▶ **Work to complete**
Transcribe the records below exactly as they appear.

▶ **Material for the task**

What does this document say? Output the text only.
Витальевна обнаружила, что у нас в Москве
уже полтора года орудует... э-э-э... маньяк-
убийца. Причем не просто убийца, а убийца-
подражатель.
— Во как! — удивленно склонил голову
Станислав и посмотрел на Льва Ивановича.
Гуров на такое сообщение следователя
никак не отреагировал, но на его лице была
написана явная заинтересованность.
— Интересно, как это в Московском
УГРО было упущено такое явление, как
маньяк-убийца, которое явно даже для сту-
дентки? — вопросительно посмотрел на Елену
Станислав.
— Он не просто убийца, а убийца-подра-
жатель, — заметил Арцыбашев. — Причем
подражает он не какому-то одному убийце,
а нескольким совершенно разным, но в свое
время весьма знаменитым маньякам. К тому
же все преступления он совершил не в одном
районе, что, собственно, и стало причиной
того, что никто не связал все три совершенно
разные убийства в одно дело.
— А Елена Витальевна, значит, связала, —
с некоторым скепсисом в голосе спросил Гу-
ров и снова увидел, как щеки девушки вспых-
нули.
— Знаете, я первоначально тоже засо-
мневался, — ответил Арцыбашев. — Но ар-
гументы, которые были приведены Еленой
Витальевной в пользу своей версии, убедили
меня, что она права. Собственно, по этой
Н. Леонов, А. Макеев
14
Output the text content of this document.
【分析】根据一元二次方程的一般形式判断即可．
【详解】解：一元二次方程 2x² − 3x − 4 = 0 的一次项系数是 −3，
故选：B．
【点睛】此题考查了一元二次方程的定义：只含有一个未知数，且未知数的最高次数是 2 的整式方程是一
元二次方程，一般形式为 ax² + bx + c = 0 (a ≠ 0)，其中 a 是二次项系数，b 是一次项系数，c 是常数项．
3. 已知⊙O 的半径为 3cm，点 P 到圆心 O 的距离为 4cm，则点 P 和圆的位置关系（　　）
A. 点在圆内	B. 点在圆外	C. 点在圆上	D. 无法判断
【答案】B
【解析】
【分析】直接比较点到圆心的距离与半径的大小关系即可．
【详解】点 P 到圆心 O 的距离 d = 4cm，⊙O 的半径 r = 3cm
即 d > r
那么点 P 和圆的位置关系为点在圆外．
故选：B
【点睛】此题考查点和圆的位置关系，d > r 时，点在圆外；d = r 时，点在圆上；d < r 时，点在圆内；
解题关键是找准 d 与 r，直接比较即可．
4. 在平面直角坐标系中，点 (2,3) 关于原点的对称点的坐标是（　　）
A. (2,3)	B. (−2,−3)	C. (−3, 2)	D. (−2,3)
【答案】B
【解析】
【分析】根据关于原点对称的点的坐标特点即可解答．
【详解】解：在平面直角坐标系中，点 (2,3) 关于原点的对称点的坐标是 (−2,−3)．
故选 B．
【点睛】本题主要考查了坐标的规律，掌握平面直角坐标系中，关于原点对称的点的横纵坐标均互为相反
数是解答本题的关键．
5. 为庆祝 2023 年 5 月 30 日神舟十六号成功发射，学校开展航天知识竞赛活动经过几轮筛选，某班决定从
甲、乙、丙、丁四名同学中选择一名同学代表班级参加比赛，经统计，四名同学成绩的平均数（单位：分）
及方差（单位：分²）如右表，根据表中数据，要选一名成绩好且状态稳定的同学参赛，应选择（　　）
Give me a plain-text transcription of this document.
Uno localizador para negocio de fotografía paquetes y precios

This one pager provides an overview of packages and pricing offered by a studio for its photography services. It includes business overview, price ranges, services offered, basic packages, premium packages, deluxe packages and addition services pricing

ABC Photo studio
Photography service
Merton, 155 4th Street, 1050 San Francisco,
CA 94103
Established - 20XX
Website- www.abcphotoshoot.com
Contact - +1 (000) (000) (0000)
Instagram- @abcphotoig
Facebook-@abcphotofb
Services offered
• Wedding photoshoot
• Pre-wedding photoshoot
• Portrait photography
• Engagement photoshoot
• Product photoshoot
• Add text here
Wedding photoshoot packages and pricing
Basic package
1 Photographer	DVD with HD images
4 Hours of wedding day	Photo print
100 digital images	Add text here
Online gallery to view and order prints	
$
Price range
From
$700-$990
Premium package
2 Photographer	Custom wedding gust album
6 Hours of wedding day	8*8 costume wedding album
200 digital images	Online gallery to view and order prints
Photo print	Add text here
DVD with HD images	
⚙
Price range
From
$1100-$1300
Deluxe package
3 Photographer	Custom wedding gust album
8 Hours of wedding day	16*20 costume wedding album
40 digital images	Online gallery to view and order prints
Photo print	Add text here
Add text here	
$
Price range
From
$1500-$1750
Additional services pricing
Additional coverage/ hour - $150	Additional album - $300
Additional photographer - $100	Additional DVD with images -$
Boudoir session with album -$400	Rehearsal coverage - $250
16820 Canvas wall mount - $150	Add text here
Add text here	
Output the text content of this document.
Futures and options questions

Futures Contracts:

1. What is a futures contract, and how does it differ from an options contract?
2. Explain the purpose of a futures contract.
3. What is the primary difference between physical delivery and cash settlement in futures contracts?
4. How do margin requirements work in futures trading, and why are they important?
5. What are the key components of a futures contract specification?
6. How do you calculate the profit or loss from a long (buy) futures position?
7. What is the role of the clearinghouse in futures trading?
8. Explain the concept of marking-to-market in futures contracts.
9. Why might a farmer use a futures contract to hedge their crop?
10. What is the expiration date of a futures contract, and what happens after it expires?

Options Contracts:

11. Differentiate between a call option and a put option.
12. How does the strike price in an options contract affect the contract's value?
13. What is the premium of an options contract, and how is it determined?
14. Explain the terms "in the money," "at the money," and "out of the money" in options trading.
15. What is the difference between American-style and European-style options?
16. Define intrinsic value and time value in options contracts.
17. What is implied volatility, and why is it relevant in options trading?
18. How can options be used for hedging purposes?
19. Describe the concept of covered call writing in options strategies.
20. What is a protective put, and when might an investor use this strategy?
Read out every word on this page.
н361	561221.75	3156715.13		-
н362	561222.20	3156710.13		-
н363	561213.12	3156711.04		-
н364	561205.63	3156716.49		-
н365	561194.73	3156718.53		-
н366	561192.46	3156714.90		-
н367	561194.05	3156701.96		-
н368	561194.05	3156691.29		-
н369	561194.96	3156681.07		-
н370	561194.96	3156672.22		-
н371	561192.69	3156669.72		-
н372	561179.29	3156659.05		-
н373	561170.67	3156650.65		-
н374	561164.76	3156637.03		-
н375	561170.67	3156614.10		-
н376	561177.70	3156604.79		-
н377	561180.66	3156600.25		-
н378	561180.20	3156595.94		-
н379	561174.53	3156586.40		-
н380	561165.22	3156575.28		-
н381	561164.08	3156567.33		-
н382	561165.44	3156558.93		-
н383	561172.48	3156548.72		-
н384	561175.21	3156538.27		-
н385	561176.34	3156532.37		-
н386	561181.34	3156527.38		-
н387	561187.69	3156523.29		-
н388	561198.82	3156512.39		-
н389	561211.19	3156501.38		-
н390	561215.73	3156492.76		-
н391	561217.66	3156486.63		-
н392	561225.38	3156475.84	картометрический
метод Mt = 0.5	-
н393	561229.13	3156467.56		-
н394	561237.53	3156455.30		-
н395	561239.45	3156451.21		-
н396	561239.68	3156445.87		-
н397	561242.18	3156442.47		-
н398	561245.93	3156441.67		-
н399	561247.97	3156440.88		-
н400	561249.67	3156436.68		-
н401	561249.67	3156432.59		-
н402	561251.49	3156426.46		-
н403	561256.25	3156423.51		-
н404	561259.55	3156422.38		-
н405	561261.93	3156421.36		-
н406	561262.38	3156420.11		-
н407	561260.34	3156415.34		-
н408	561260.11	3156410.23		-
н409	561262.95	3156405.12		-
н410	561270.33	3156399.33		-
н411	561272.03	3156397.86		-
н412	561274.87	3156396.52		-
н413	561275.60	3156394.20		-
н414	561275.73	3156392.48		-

▶ **Task response**
What does this document say? Output the text only.
Витальевна обнаружила, что у нас в Москве
уже полтора года орудует... э-э-э... маньяк-
убийца. Причем не просто убийца, а убийца-
подражатель.
— Во как! — удивленно склонил голову
Станислав и посмотрел на Льва Ивановича.
Гуров на такое сообщение следователя
никак не отреагировал, но на его лице была
написана явная заинтересованность.
— Интересно, как это в Московском
УГРО было упущено такое явление, как
маньяк-убийца, которое явно даже для сту-
дентки? — вопросительно посмотрел на Елену
Станислав.
— Он не просто убийца, а убийца-подра-
жатель, — заметил Арцыбашев. — Причем
подражает он не какому-то одному убийце,
а нескольким совершенно разным, но в свое
время весьма знаменитым маньякам. К тому
же все преступления он совершил не в одном
районе, что, собственно, и стало причиной
того, что никто не связал все три совершенно
разные убийства в одно дело.
— А Елена Витальевна, значит, связала, —
с некоторым скепсисом в голосе спросил Гу-
ров и снова увидел, как щеки девушки вспых-
нули.
— Знаете, я первоначально тоже засо-
мневался, — ответил Арцыбашев. — Но ар-
гументы, которые были приведены Еленой
Витальевной в пользу своей версии, убедили
меня, что она права. Собственно, по этой
Н. Леонов, А. Макеев
14
Output the text content of this document.
【分析】根据一元二次方程的一般形式判断即可．
【详解】解：一元二次方程 2x² − 3x − 4 = 0 的一次项系数是 −3，
故选：B．
【点睛】此题考查了一元二次方程的定义：只含有一个未知数，且未知数的最高次数是 2 的整式方程是一
元二次方程，一般形式为 ax² + bx + c = 0 (a ≠ 0)，其中 a 是二次项系数，b 是一次项系数，c 是常数项．
3. 已知⊙O 的半径为 3cm，点 P 到圆心 O 的距离为 4cm，则点 P 和圆的位置关系（　　）
A. 点在圆内	B. 点在圆外	C. 点在圆上	D. 无法判断
【答案】B
【解析】
【分析】直接比较点到圆心的距离与半径的大小关系即可．
【详解】点 P 到圆心 O 的距离 d = 4cm，⊙O 的半径 r = 3cm
即 d > r
那么点 P 和圆的位置关系为点在圆外．
故选：B
【点睛】此题考查点和圆的位置关系，d > r 时，点在圆外；d = r 时，点在圆上；d < r 时，点在圆内；
解题关键是找准 d 与 r，直接比较即可．
4. 在平面直角坐标系中，点 (2,3) 关于原点的对称点的坐标是（　　）
A. (2,3)	B. (−2,−3)	C. (−3, 2)	D. (−2,3)
【答案】B
【解析】
【分析】根据关于原点对称的点的坐标特点即可解答．
【详解】解：在平面直角坐标系中，点 (2,3) 关于原点的对称点的坐标是 (−2,−3)．
故选 B．
【点睛】本题主要考查了坐标的规律，掌握平面直角坐标系中，关于原点对称的点的横纵坐标均互为相反
数是解答本题的关键．
5. 为庆祝 2023 年 5 月 30 日神舟十六号成功发射，学校开展航天知识竞赛活动经过几轮筛选，某班决定从
甲、乙、丙、丁四名同学中选择一名同学代表班级参加比赛，经统计，四名同学成绩的平均数（单位：分）
及方差（单位：分²）如右表，根据表中数据，要选一名成绩好且状态稳定的同学参赛，应选择（　　）
Give me a plain-text transcription of this document.
Uno localizador para negocio de fotografía paquetes y precios

This one pager provides an overview of packages and pricing offered by a studio for its photography services. It includes business overview, price ranges, services offered, basic packages, premium packages, deluxe packages and addition services pricing

ABC Photo studio
Photography service
Merton, 155 4th Street, 1050 San Francisco,
CA 94103
Established - 20XX
Website- www.abcphotoshoot.com
Contact - +1 (000) (000) (0000)
Instagram- @abcphotoig
Facebook-@abcphotofb
Services offered
• Wedding photoshoot
• Pre-wedding photoshoot
• Portrait photography
• Engagement photoshoot
• Product photoshoot
• Add text here
Wedding photoshoot packages and pricing
Basic package
1 Photographer	DVD with HD images
4 Hours of wedding day	Photo print
100 digital images	Add text here
Online gallery to view and order prints	
$
Price range
From
$700-$990
Premium package
2 Photographer	Custom wedding gust album
6 Hours of wedding day	8*8 costume wedding album
200 digital images	Online gallery to view and order prints
Photo print	Add text here
DVD with HD images	
⚙
Price range
From
$1100-$1300
Deluxe package
3 Photographer	Custom wedding gust album
8 Hours of wedding day	16*20 costume wedding album
40 digital images	Online gallery to view and order prints
Photo print	Add text here
Add text here	
$
Price range
From
$1500-$1750
Additional services pricing
Additional coverage/ hour - $150	Additional album - $300
Additional photographer - $100	Additional DVD with images -$
Boudoir session with album -$400	Rehearsal coverage - $250
16820 Canvas wall mount - $150	Add text here
Add text here	
Output the text content of this document.
Futures and options questions

Futures Contracts:

1. What is a futures contract, and how does it differ from an options contract?
2. Explain the purpose of a futures contract.
3. What is the primary difference between physical delivery and cash settlement in futures contracts?
4. How do margin requirements work in futures trading, and why are they important?
5. What are the key components of a futures contract specification?
6. How do you calculate the profit or loss from a long (buy) futures position?
7. What is the role of the clearinghouse in futures trading?
8. Explain the concept of marking-to-market in futures contracts.
9. Why might a farmer use a futures contract to hedge their crop?
10. What is the expiration date of a futures contract, and what happens after it expires?

Options Contracts:

11. Differentiate between a call option and a put option.
12. How does the strike price in an options contract affect the contract's value?
13. What is the premium of an options contract, and how is it determined?
14. Explain the terms "in the money," "at the money," and "out of the money" in options trading.
15. What is the difference between American-style and European-style options?
16. Define intrinsic value and time value in options contracts.
17. What is implied volatility, and why is it relevant in options trading?
18. How can options be used for hedging purposes?
19. Describe the concept of covered call writing in options strategies.
20. What is a protective put, and when might an investor use this strategy?
Read out every word on this page.
н361	561221.75	3156715.13		-
н362	561222.20	3156710.13		-
н363	561213.12	3156711.04		-
н364	561205.63	3156716.49		-
н365	561194.73	3156718.53		-
н366	561192.46	3156714.90		-
н367	561194.05	3156701.96		-
н368	561194.05	3156691.29		-
н369	561194.96	3156681.07		-
н370	561194.96	3156672.22		-
н371	561192.69	3156669.72		-
н372	561179.29	3156659.05		-
н373	561170.67	3156650.65		-
н374	561164.76	3156637.03		-
н375	561170.67	3156614.10		-
н376	561177.70	3156604.79		-
н377	561180.66	3156600.25		-
н378	561180.20	3156595.94		-
н379	561174.53	3156586.40		-
н380	561165.22	3156575.28		-
н381	561164.08	3156567.33		-
н382	561165.44	3156558.93		-
н383	561172.48	3156548.72		-
н384	561175.21	3156538.27		-
н385	561176.34	3156532.37		-
н386	561181.34	3156527.38		-
н387	561187.69	3156523.29		-
н388	561198.82	3156512.39		-
н389	561211.19	3156501.38		-
н390	561215.73	3156492.76		-
н391	561217.66	3156486.63		-
н392	561225.38	3156475.84	картометрический
метод Mt = 0.5	-
н393	561229.13	3156467.56		-
н394	561237.53	3156455.30		-
н395	561239.45	3156451.21		-
н396	561239.68	3156445.87		-
н397	561242.18	3156442.47		-
н398	561245.93	3156441.67		-
н399	561247.97	3156440.88		-
н400	561249.67	3156436.68		-
н401	561249.67	3156432.59		-
н402	561251.49	3156426.46		-
н403	561256.25	3156423.51		-
н404	561259.55	3156422.38		-
н405	561261.93	3156421.36		-
н406	561262.38	3156420.11		-
н407	561260.34	3156415.34		-
н408	561260.11	3156410.23		-
н409	561262.95	3156405.12		-
н410	561270.33	3156399.33		-
н411	561272.03	3156397.86		-
н412	561274.87	3156396.52		-
н413	561275.60	3156394.20		-
н414	561275.73	3156392.48		-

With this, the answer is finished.